Stored records
=====
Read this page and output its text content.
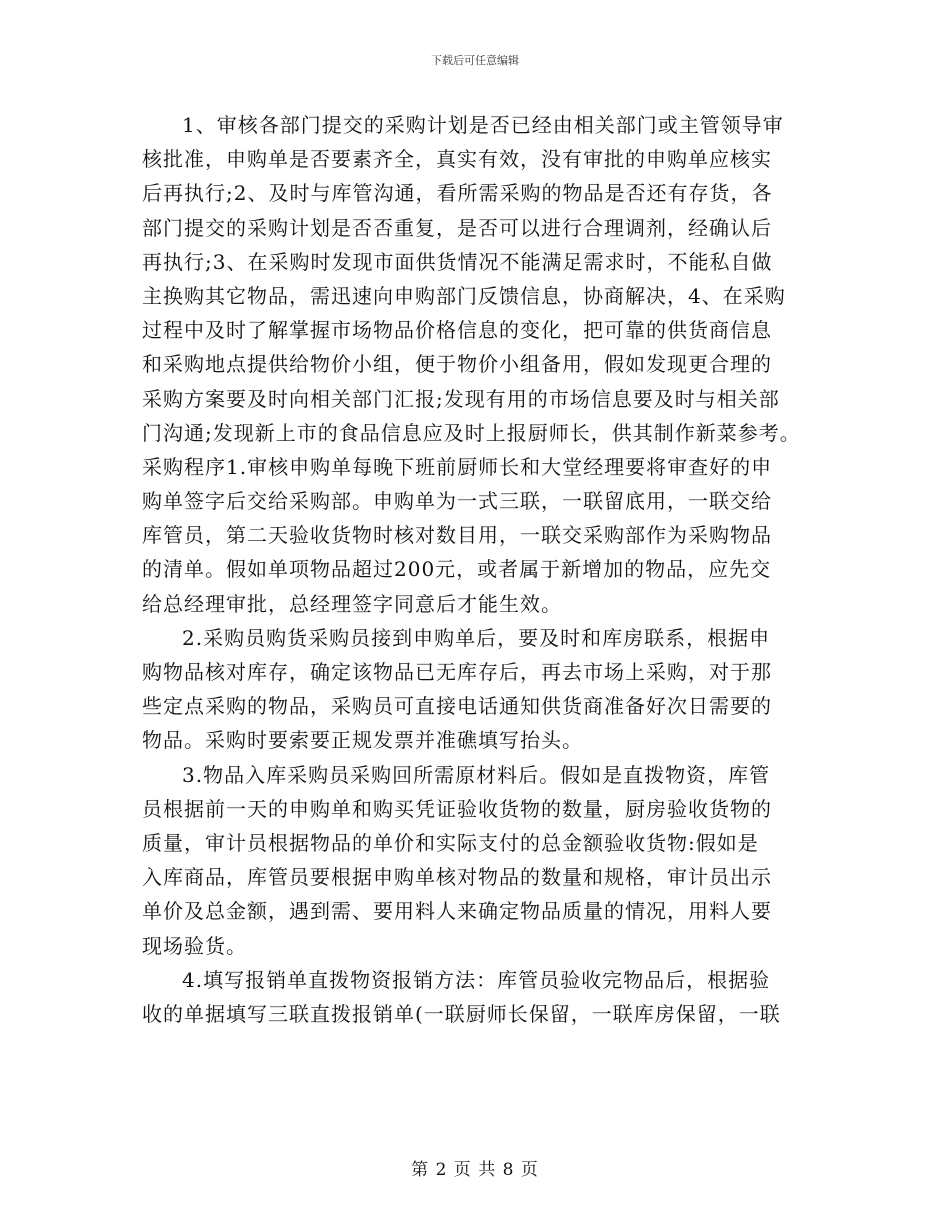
下载后可任意编辑
1、审核各部门提交的采购计划是否已经由相关部门或主管领导审
核批准，申购单是否要素齐全，真实有效，没有审批的申购单应核实
后再执行;2、及时与库管沟通，看所需采购的物品是否还有存货，各
部门提交的采购计划是否否重复，是否可以进行合理调剂，经确认后
再执行;3、在采购时发现市面供货情况不能满足需求时，不能私自做
主换购其它物品，需迅速向申购部门反馈信息，协商解决，4、在采购
过程中及时了解掌握市场物品价格信息的变化，把可靠的供货商信息
和采购地点提供给物价小组，便于物价小组备用，假如发现更合理的
采购方案要及时向相关部门汇报;发现有用的市场信息要及时与相关部
门沟通;发现新上市的食品信息应及时上报厨师长，供其制作新菜参考。
采购程序1.审核申购单每晚下班前厨师长和大堂经理要将审查好的申
购单签字后交给采购部。申购单为一式三联，一联留底用，一联交给
库管员，第二天验收货物时核对数目用，一联交采购部作为采购物品
的清单。假如单项物品超过200元，或者属于新增加的物品，应先交
给总经理审批，总经理签字同意后才能生效。
2.采购员购货采购员接到申购单后，要及时和库房联系，根据申
购物品核对库存，确定该物品已无库存后，再去市场上采购，对于那
些定点采购的物品，采购员可直接电话通知供货商准备好次日需要的
物品。采购时要索要正规发票并准礁填写抬头。
3.物品入库采购员采购回所需原材料后。假如是直拨物资，库管
员根据前一天的申购单和购买凭证验收货物的数量，厨房验收货物的
质量，审计员根据物品的单价和实际支付的总金额验收货物:假如是
入库商品，库管员要根据申购单核对物品的数量和规格，审计员出示
单价及总金额，遇到需、要用料人来确定物品质量的情况，用料人要
现场验货。
4.填写报销单直拨物资报销方法：库管员验收完物品后，根据验
收的单据填写三联直拨报销单(一联厨师长保留，一联库房保留，一联
第 2 页 共 8 页
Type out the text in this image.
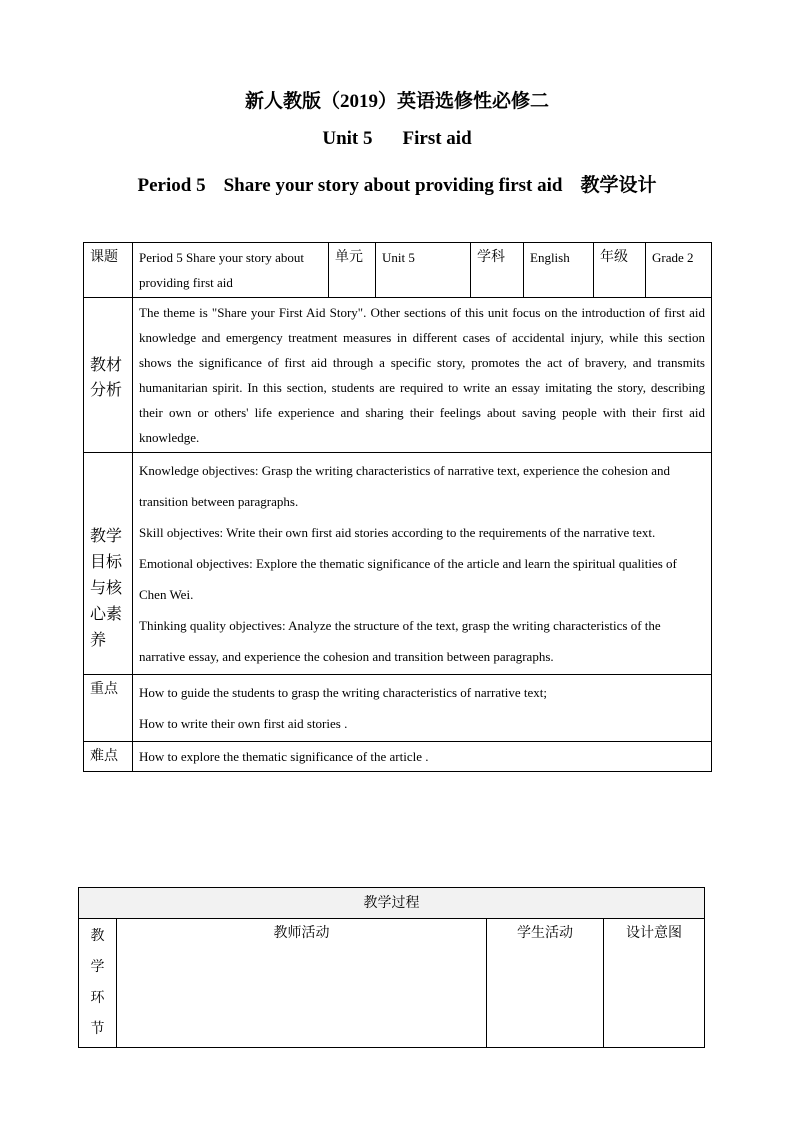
新人教版（2019）英语选修性必修二
Unit 5 First aid
Period 5 Share your story about providing first aid 教学设计
课题	Period 5 Share your story about providing first aid	单元	Unit 5	学科	English	年级	Grade 2
教材分析	The theme is "Share your First Aid Story". Other sections of this unit focus on the introduction of first aid knowledge and emergency treatment measures in different cases of accidental injury, while this section shows the significance of first aid through a specific story, promotes the act of bravery, and transmits humanitarian spirit. In this section, students are required to write an essay imitating the story, describing their own or others' life experience and sharing their feelings about saving people with their first aid knowledge.						

教学目标与核心素养	Knowledge objectives: Grasp the writing characteristics of narrative text, experience the cohesion and transition between paragraphs.
Skill objectives: Write their own first aid stories according to the requirements of the narrative text.
Emotional objectives: Explore the thematic significance of the article and learn the spiritual qualities of Chen Wei.
Thinking quality objectives: Analyze the structure of the text, grasp the writing characteristics of the narrative essay, and experience the cohesion and transition between paragraphs.						

重点	How to guide the students to grasp the writing characteristics of narrative text;
How to write their own first aid stories .						

难点	How to explore the thematic significance of the article .						
教学过程
教学环节	教师活动	学生活动	设计意图
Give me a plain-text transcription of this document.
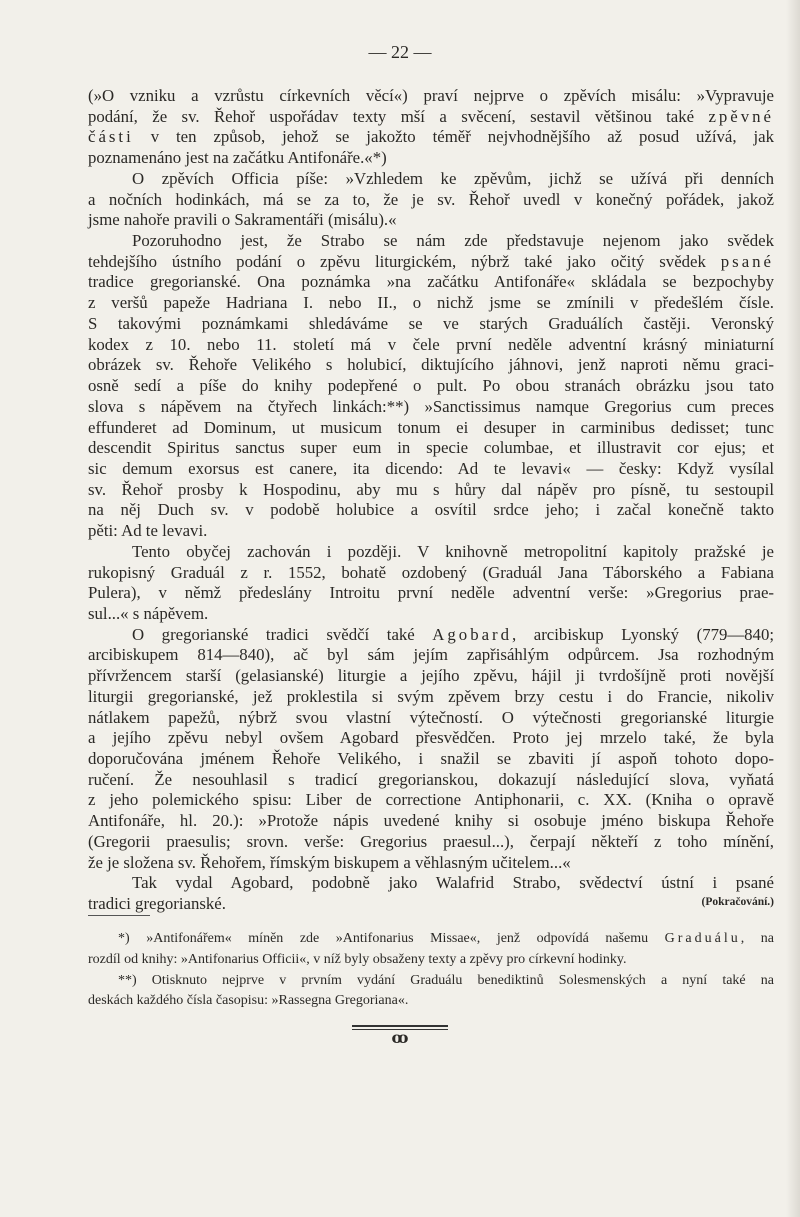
— 22 —
(»O vzniku a vzrůstu církevních věcí«) praví nejprve o zpěvích misálu: »Vypravuje
podání, že sv. Řehoř uspořádav texty mší a svěcení, sestavil většinou také zpěvné
části v ten způsob, jehož se jakožto téměř nejvhodnějšího až posud užívá, jak
poznamenáno jest na začátku Antifonáře.«*)
O zpěvích Officia píše: »Vzhledem ke zpěvům, jichž se užívá při denních
a nočních hodinkách, má se za to, že je sv. Řehoř uvedl v konečný pořádek, jakož
jsme nahoře pravili o Sakramentáři (misálu).«
Pozoruhodno jest, že Strabo se nám zde představuje nejenom jako svědek
tehdejšího ústního podání o zpěvu liturgickém, nýbrž také jako očitý svědek psané
tradice gregorianské. Ona poznámka »na začátku Antifonáře« skládala se bezpochyby
z veršů papeže Hadriana I. nebo II., o nichž jsme se zmínili v předešlém čísle.
S takovými poznámkami shledáváme se ve starých Graduálích častěji. Veronský
kodex z 10. nebo 11. století má v čele první neděle adventní krásný miniaturní
obrázek sv. Řehoře Velikého s holubicí, diktujícího jáhnovi, jenž naproti němu graci-
osně sedí a píše do knihy podepřené o pult. Po obou stranách obrázku jsou tato
slova s nápěvem na čtyřech linkách:**) »Sanctissimus namque Gregorius cum preces
effunderet ad Dominum, ut musicum tonum ei desuper in carminibus dedisset; tunc
descendit Spiritus sanctus super eum in specie columbae, et illustravit cor ejus; et
sic demum exorsus est canere, ita dicendo: Ad te levavi« — česky: Když vysílal
sv. Řehoř prosby k Hospodinu, aby mu s hůry dal nápěv pro písně, tu sestoupil
na něj Duch sv. v podobě holubice a osvítil srdce jeho; i začal konečně takto
pěti: Ad te levavi.
Tento obyčej zachován i později. V knihovně metropolitní kapitoly pražské je
rukopisný Graduál z r. 1552, bohatě ozdobený (Graduál Jana Táborského a Fabiana
Pulera), v němž předeslány Introitu první neděle adventní verše: »Gregorius prae-
sul...« s nápěvem.
O gregorianské tradici svědčí také Agobard, arcibiskup Lyonský (779—840;
arcibiskupem 814—840), ač byl sám jejím zapřisáhlým odpůrcem. Jsa rozhodným
přívržencem starší (gelasianské) liturgie a jejího zpěvu, hájil ji tvrdošíjně proti novější
liturgii gregorianské, jež proklestila si svým zpěvem brzy cestu i do Francie, nikoliv
nátlakem papežů, nýbrž svou vlastní výtečností. O výtečnosti gregorianské liturgie
a jejího zpěvu nebyl ovšem Agobard přesvědčen. Proto jej mrzelo také, že byla
doporučována jménem Řehoře Velikého, i snažil se zbaviti jí aspoň tohoto dopo-
ručení. Že nesouhlasil s tradicí gregorianskou, dokazují následující slova, vyňatá
z jeho polemického spisu: Liber de correctione Antiphonarii, c. XX. (Kniha o opravě
Antifonáře, hl. 20.): »Protože nápis uvedené knihy si osobuje jméno biskupa Řehoře
(Gregorii praesulis; srovn. verše: Gregorius praesul...), čerpají někteří z toho mínění,
že je složena sv. Řehořem, římským biskupem a věhlasným učitelem...«
Tak vydal Agobard, podobně jako Walafrid Strabo, svědectví ústní i psané
tradici gregorianské.	(Pokračování.)
*) »Antifonářem« míněn zde »Antifonarius Missae«, jenž odpovídá našemu Graduálu, na
rozdíl od knihy: »Antifonarius Officii«, v níž byly obsaženy texty a zpěvy pro církevní hodinky.
**) Otisknuto nejprve v prvním vydání Graduálu benediktinů Solesmenských a nyní také na
deskách každého čísla časopisu: »Rassegna Gregoriana«.
ꝏ
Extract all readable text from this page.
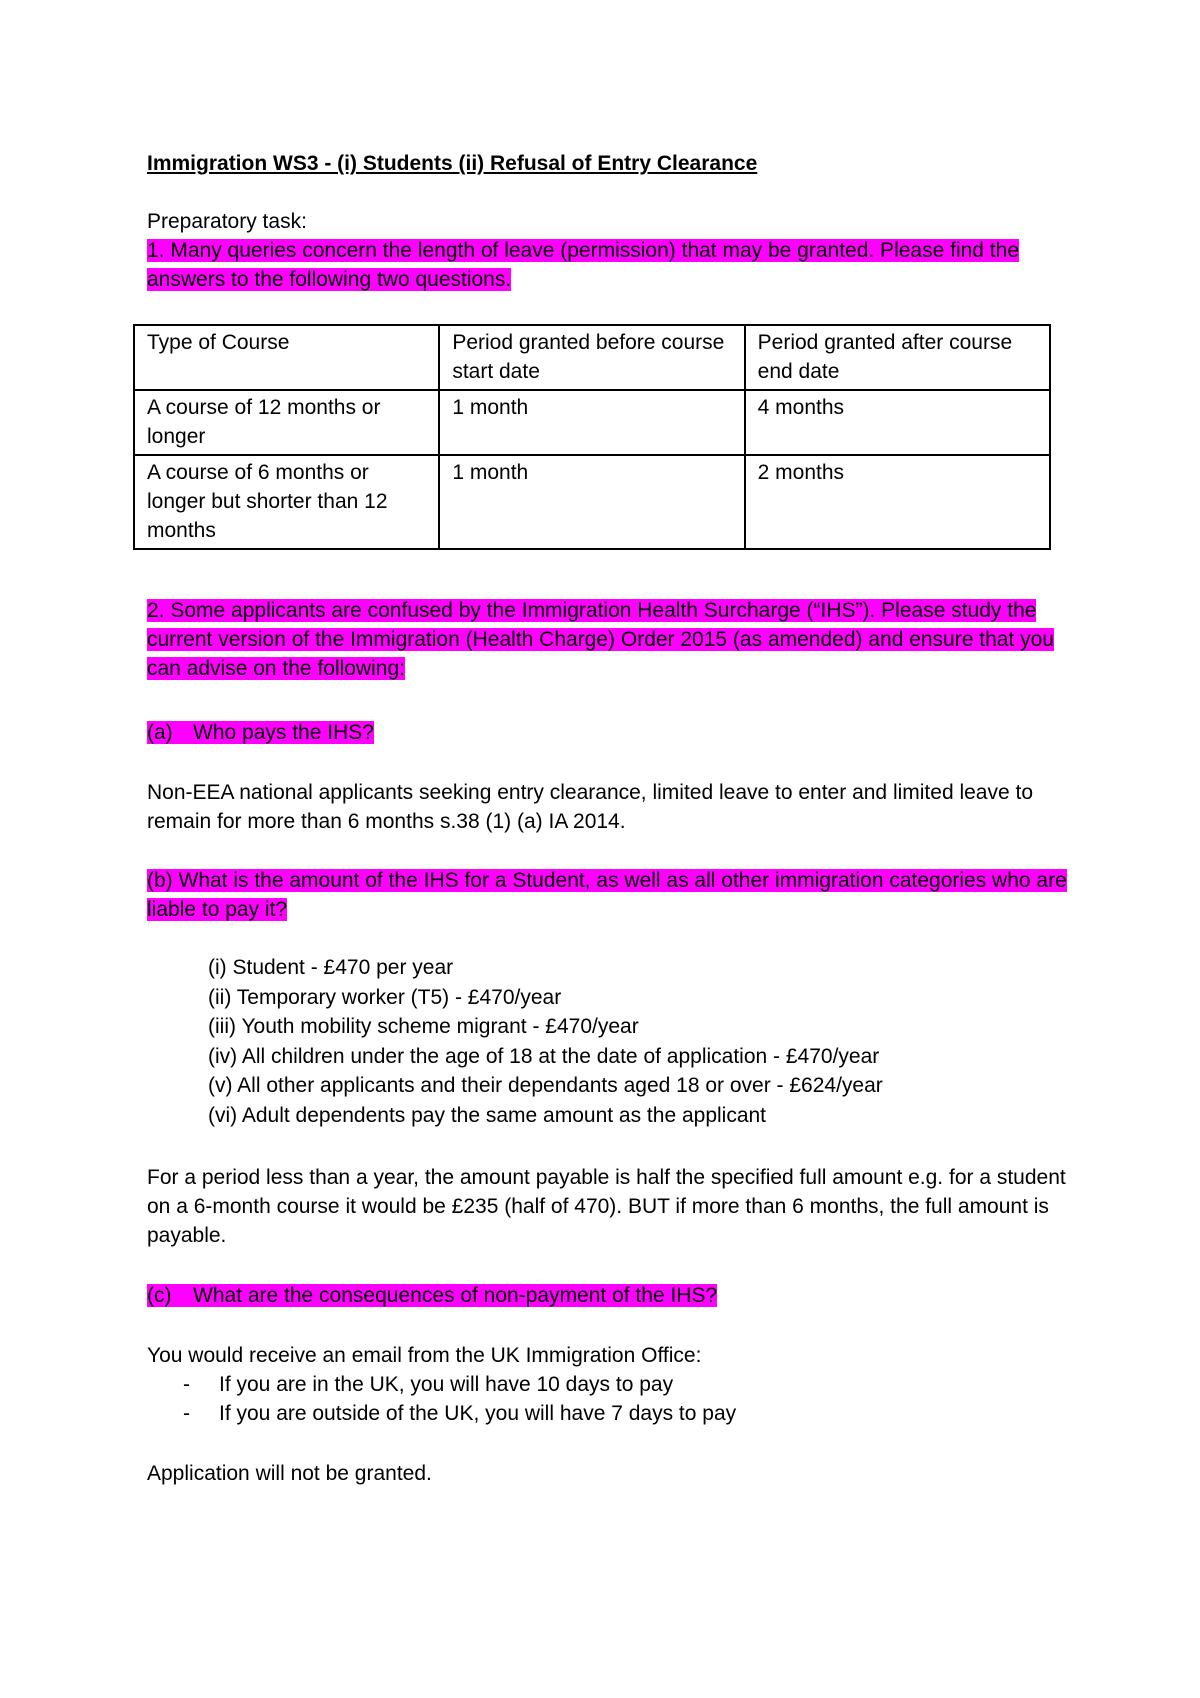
Immigration WS3 - (i) Students (ii) Refusal of Entry Clearance
Preparatory task:
1. Many queries concern the length of leave (permission) that may be granted. Please find the answers to the following two questions.
Type of Course	Period granted before course start date	Period granted after course end date
A course of 12 months or longer	1 month	4 months
A course of 6 months or longer but shorter than 12 months	1 month	2 months
2. Some applicants are confused by the Immigration Health Surcharge (“IHS”). Please study the current version of the Immigration (Health Charge) Order 2015 (as amended) and ensure that you can advise on the following:
(a) Who pays the IHS?
Non-EEA national applicants seeking entry clearance, limited leave to enter and limited leave to remain for more than 6 months s.38 (1) (a) IA 2014.
(b) What is the amount of the IHS for a Student, as well as all other immigration categories who are liable to pay it?
(i) Student - £470 per year
(ii) Temporary worker (T5) - £470/year
(iii) Youth mobility scheme migrant - £470/year
(iv) All children under the age of 18 at the date of application - £470/year
(v) All other applicants and their dependants aged 18 or over - £624/year
(vi) Adult dependents pay the same amount as the applicant
For a period less than a year, the amount payable is half the specified full amount e.g. for a student on a 6-month course it would be £235 (half of 470). BUT if more than 6 months, the full amount is payable.
(c) What are the consequences of non-payment of the IHS?
You would receive an email from the UK Immigration Office:
-	If you are in the UK, you will have 10 days to pay
-	If you are outside of the UK, you will have 7 days to pay
Application will not be granted.
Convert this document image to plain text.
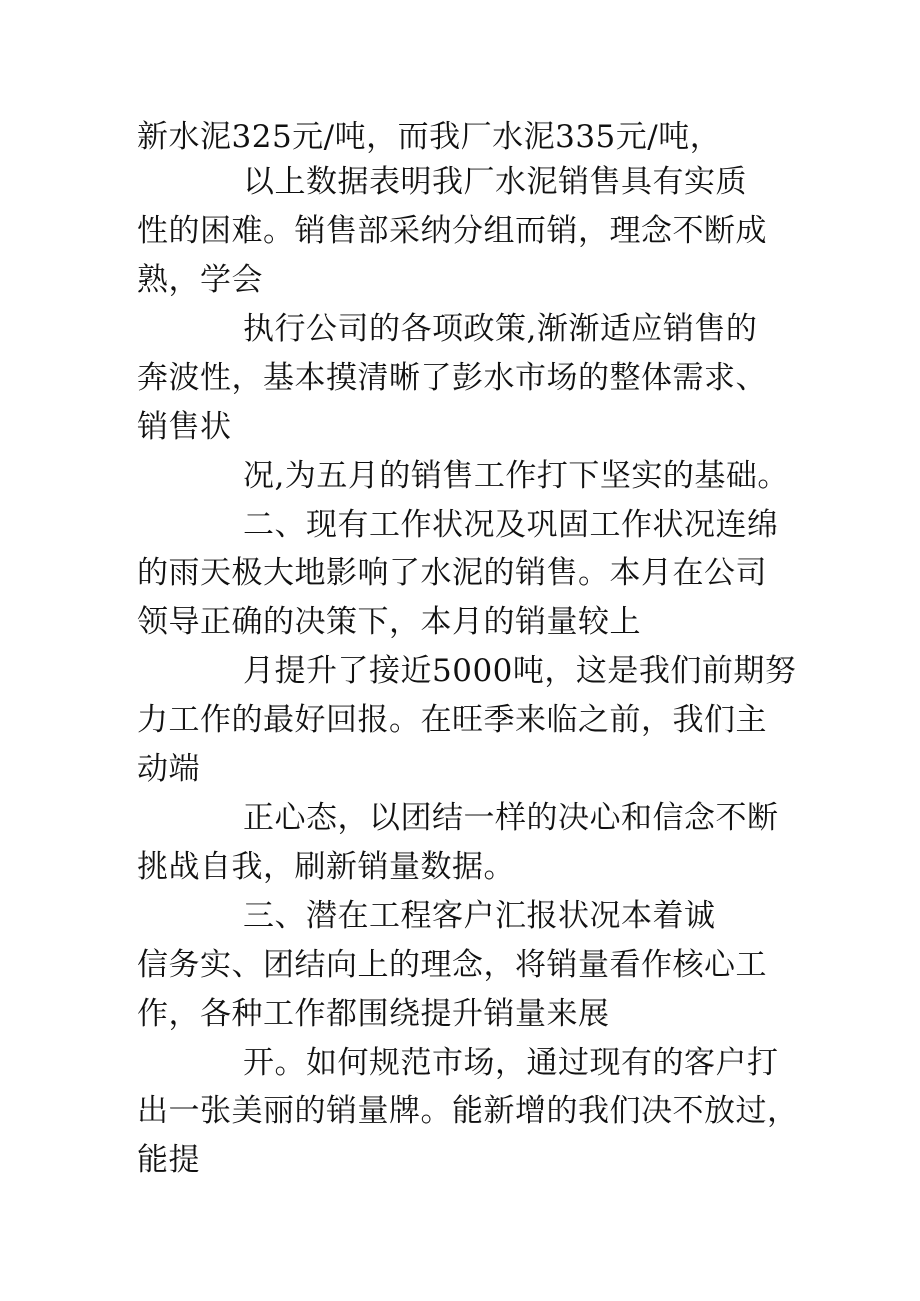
新水泥325元/吨，而我厂水泥335元/吨，
以上数据表明我厂水泥销售具有实质
性的困难。销售部采纳分组而销，理念不断成
熟，学会
执行公司的各项政策,渐渐适应销售的
奔波性，基本摸清晰了彭水市场的整体需求、
销售状
况,为五月的销售工作打下坚实的基础。
二、现有工作状况及巩固工作状况连绵
的雨天极大地影响了水泥的销售。本月在公司
领导正确的决策下，本月的销量较上
月提升了接近5000吨，这是我们前期努
力工作的最好回报。在旺季来临之前，我们主
动端
正心态，以团结一样的决心和信念不断
挑战自我，刷新销量数据。
三、潜在工程客户汇报状况本着诚
信务实、团结向上的理念，将销量看作核心工
作，各种工作都围绕提升销量来展
开。如何规范市场，通过现有的客户打
出一张美丽的销量牌。能新增的我们决不放过，
能提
=====
*PROMPT*
Go through the material and select each line with the string "about" in it.

*FULL SOLUTION*
Period 5 Share your story about providing first aid 教学设计
课题	Period 5 Share your story about providing first aid	单元	Unit 5	学科	English	年级	Grade 2
教材分析	The theme is "Share your First Aid Story". Other sections of this unit focus on the introduction of first aid knowledge and emergency treatment measures in different cases of accidental injury, while this section shows the significance of first aid through a specific story, promotes the act of bravery, and transmits humanitarian spirit. In this section, students are required to write an essay imitating the story, describing their own or others' life experience and sharing their feelings about saving people with their first aid knowledge.						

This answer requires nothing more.